** begin **

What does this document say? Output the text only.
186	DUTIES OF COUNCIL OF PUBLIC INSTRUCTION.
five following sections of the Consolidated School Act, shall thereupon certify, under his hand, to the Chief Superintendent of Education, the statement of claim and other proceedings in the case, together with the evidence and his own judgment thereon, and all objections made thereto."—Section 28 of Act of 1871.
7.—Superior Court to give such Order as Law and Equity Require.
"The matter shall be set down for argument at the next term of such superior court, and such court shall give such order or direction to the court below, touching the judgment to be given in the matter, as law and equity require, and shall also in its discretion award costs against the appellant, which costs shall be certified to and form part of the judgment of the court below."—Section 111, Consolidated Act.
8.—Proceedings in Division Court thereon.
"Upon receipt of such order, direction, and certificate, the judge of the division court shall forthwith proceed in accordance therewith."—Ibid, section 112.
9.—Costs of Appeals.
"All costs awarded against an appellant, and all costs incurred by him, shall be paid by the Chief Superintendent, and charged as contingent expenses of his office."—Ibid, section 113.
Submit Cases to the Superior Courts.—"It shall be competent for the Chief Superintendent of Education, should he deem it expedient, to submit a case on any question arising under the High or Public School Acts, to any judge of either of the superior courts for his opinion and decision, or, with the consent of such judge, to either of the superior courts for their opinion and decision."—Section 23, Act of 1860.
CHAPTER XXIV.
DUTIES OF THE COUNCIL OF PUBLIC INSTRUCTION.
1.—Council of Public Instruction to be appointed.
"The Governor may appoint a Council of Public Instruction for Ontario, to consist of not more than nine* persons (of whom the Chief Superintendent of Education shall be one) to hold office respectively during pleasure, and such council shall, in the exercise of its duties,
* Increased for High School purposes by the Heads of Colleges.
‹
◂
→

** end **

**JOB:** Gather each line that holds "against".

**ANSWER TO THIS PROBLEM:**
"The matter shall be set down for argument at the next term of such superior court, and such court shall give such order or direction to the court below, touching the judgment to be given in the matter, as law and equity require, and shall also in its discretion award costs against the appellant, which costs shall be certified to and form part of the judgment of the court below."—Section 111, Consolidated Act.
"All costs awarded against an appellant, and all costs incurred by him, shall be paid by the Chief Superintendent, and charged as contingent expenses of his office."—Ibid, section 113.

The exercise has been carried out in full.